**THE DATA:**
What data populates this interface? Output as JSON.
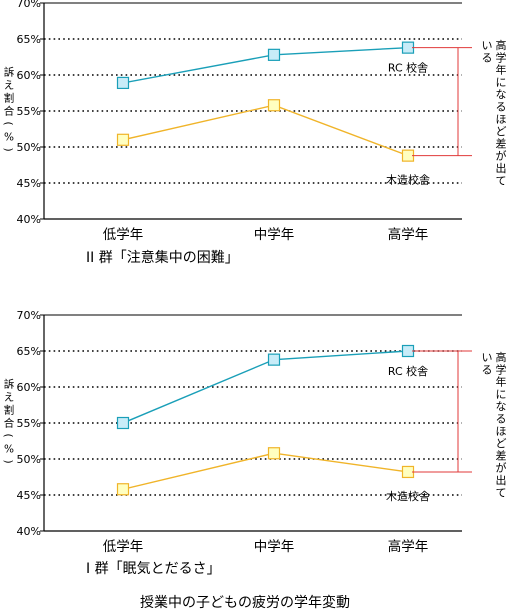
{
  "chart_data": [
    {
      "type": "line",
      "caption": "II 群「注意集中の困難」",
      "categories": [
        "低学年",
        "中学年",
        "高学年"
      ],
      "y_ticks": [
        "70%",
        "65%",
        "60%",
        "55%",
        "50%",
        "45%",
        "40%"
      ],
      "ylim": [
        40,
        70
      ],
      "ylabel": "訴え割合（%）",
      "series": [
        {
          "name": "RC 校舎",
          "color": "#1a9fb8",
          "fill": "#c8ecf8",
          "values": [
            58.9,
            62.8,
            63.8
          ]
        },
        {
          "name": "木造校舎",
          "color": "#f0b429",
          "fill": "#ffffc0",
          "values": [
            51.0,
            55.8,
            48.8
          ]
        }
      ],
      "annotation": "高学年になるほど差が出ている",
      "grid": "dotted",
      "legend": "right"
    },
    {
      "type": "line",
      "caption": "I 群「眠気とだるさ」",
      "categories": [
        "低学年",
        "中学年",
        "高学年"
      ],
      "y_ticks": [
        "70%",
        "65%",
        "60%",
        "55%",
        "50%",
        "45%",
        "40%"
      ],
      "ylim": [
        40,
        70
      ],
      "ylabel": "訴え割合（%）",
      "series": [
        {
          "name": "RC 校舎",
          "color": "#1a9fb8",
          "fill": "#c8ecf8",
          "values": [
            55.0,
            63.8,
            65.0
          ]
        },
        {
          "name": "木造校舎",
          "color": "#f0b429",
          "fill": "#ffffc0",
          "values": [
            45.8,
            50.8,
            48.2
          ]
        }
      ],
      "annotation": "高学年になるほど差が出ている",
      "grid": "dotted",
      "legend": "right"
    }
  ],
  "footer": "授業中の子どもの疲労の学年変動"
}
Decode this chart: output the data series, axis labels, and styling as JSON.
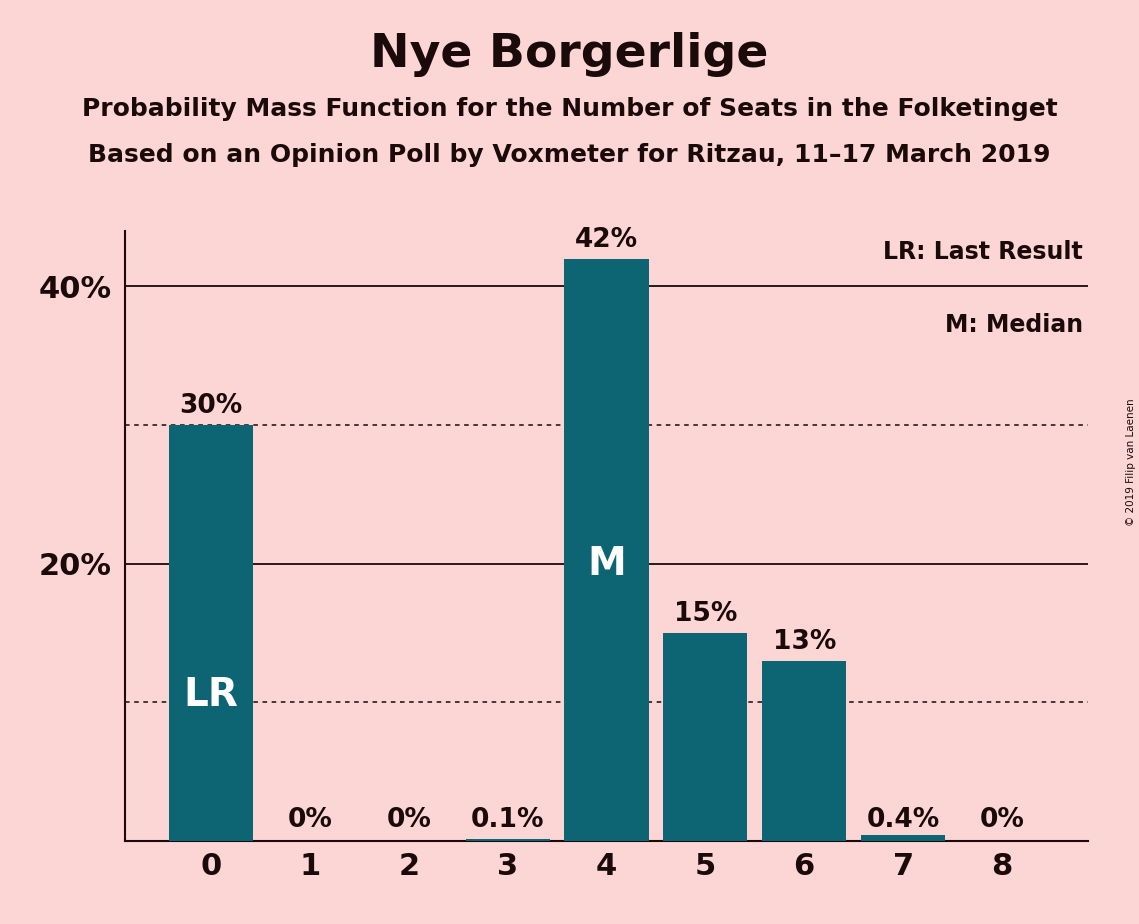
{
  "title": "Nye Borgerlige",
  "subtitle1": "Probability Mass Function for the Number of Seats in the Folketinget",
  "subtitle2": "Based on an Opinion Poll by Voxmeter for Ritzau, 11–17 March 2019",
  "copyright": "© 2019 Filip van Laenen",
  "categories": [
    0,
    1,
    2,
    3,
    4,
    5,
    6,
    7,
    8
  ],
  "values": [
    0.3,
    0.0,
    0.0,
    0.001,
    0.42,
    0.15,
    0.13,
    0.004,
    0.0
  ],
  "bar_labels": [
    "30%",
    "0%",
    "0%",
    "0.1%",
    "42%",
    "15%",
    "13%",
    "0.4%",
    "0%"
  ],
  "bar_color": "#0d6472",
  "background_color": "#fcd5d5",
  "label_color_outside": "#1a0a0a",
  "label_color_inside": "#ffffff",
  "lr_bar_index": 0,
  "median_bar_index": 4,
  "lr_label": "LR",
  "median_label": "M",
  "solid_yticks": [
    0.2,
    0.4
  ],
  "dotted_yticks": [
    0.1,
    0.3
  ],
  "ylim": [
    0,
    0.44
  ],
  "legend_lr": "LR: Last Result",
  "legend_m": "M: Median",
  "title_fontsize": 34,
  "subtitle_fontsize": 18,
  "bar_label_fontsize": 19,
  "axis_label_fontsize": 22,
  "lr_fontsize": 28,
  "m_fontsize": 28
}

**WRITTEN INSTRUCTION:**
Transcribe the full listing above exactly, with the images removed.

**CORRECT OUTPUT:**
What data populates this interface? Output as JSON.
{
  "chart_data": [
    {
      "type": "line",
      "caption": "II 群「注意集中の困難」",
      "categories": [
        "低学年",
        "中学年",
        "高学年"
      ],
      "y_ticks": [
        "70%",
        "65%",
        "60%",
        "55%",
        "50%",
        "45%",
        "40%"
      ],
      "ylim": [
        40,
        70
      ],
      "ylabel": "訴え割合（%）",
      "series": [
        {
          "name": "RC 校舎",
          "color": "#1a9fb8",
          "fill": "#c8ecf8",
          "values": [
            58.9,
            62.8,
            63.8
          ]
        },
        {
          "name": "木造校舎",
          "color": "#f0b429",
          "fill": "#ffffc0",
          "values": [
            51.0,
            55.8,
            48.8
          ]
        }
      ],
      "annotation": "高学年になるほど差が出ている",
      "grid": "dotted",
      "legend": "right"
    },
    {
      "type": "line",
      "caption": "I 群「眠気とだるさ」",
      "categories": [
        "低学年",
        "中学年",
        "高学年"
      ],
      "y_ticks": [
        "70%",
        "65%",
        "60%",
        "55%",
        "50%",
        "45%",
        "40%"
      ],
      "ylim": [
        40,
        70
      ],
      "ylabel": "訴え割合（%）",
      "series": [
        {
          "name": "RC 校舎",
          "color": "#1a9fb8",
          "fill": "#c8ecf8",
          "values": [
            55.0,
            63.8,
            65.0
          ]
        },
        {
          "name": "木造校舎",
          "color": "#f0b429",
          "fill": "#ffffc0",
          "values": [
            45.8,
            50.8,
            48.2
          ]
        }
      ],
      "annotation": "高学年になるほど差が出ている",
      "grid": "dotted",
      "legend": "right"
    }
  ],
  "footer": "授業中の子どもの疲労の学年変動"
}
Decode this chart: output the data series, axis labels, and styling as JSON.
{
  "title": "Nye Borgerlige",
  "subtitle1": "Probability Mass Function for the Number of Seats in the Folketinget",
  "subtitle2": "Based on an Opinion Poll by Voxmeter for Ritzau, 11–17 March 2019",
  "copyright": "© 2019 Filip van Laenen",
  "categories": [
    0,
    1,
    2,
    3,
    4,
    5,
    6,
    7,
    8
  ],
  "values": [
    0.3,
    0.0,
    0.0,
    0.001,
    0.42,
    0.15,
    0.13,
    0.004,
    0.0
  ],
  "bar_labels": [
    "30%",
    "0%",
    "0%",
    "0.1%",
    "42%",
    "15%",
    "13%",
    "0.4%",
    "0%"
  ],
  "bar_color": "#0d6472",
  "background_color": "#fcd5d5",
  "label_color_outside": "#1a0a0a",
  "label_color_inside": "#ffffff",
  "lr_bar_index": 0,
  "median_bar_index": 4,
  "lr_label": "LR",
  "median_label": "M",
  "solid_yticks": [
    0.2,
    0.4
  ],
  "dotted_yticks": [
    0.1,
    0.3
  ],
  "ylim": [
    0,
    0.44
  ],
  "legend_lr": "LR: Last Result",
  "legend_m": "M: Median",
  "title_fontsize": 34,
  "subtitle_fontsize": 18,
  "bar_label_fontsize": 19,
  "axis_label_fontsize": 22,
  "lr_fontsize": 28,
  "m_fontsize": 28
}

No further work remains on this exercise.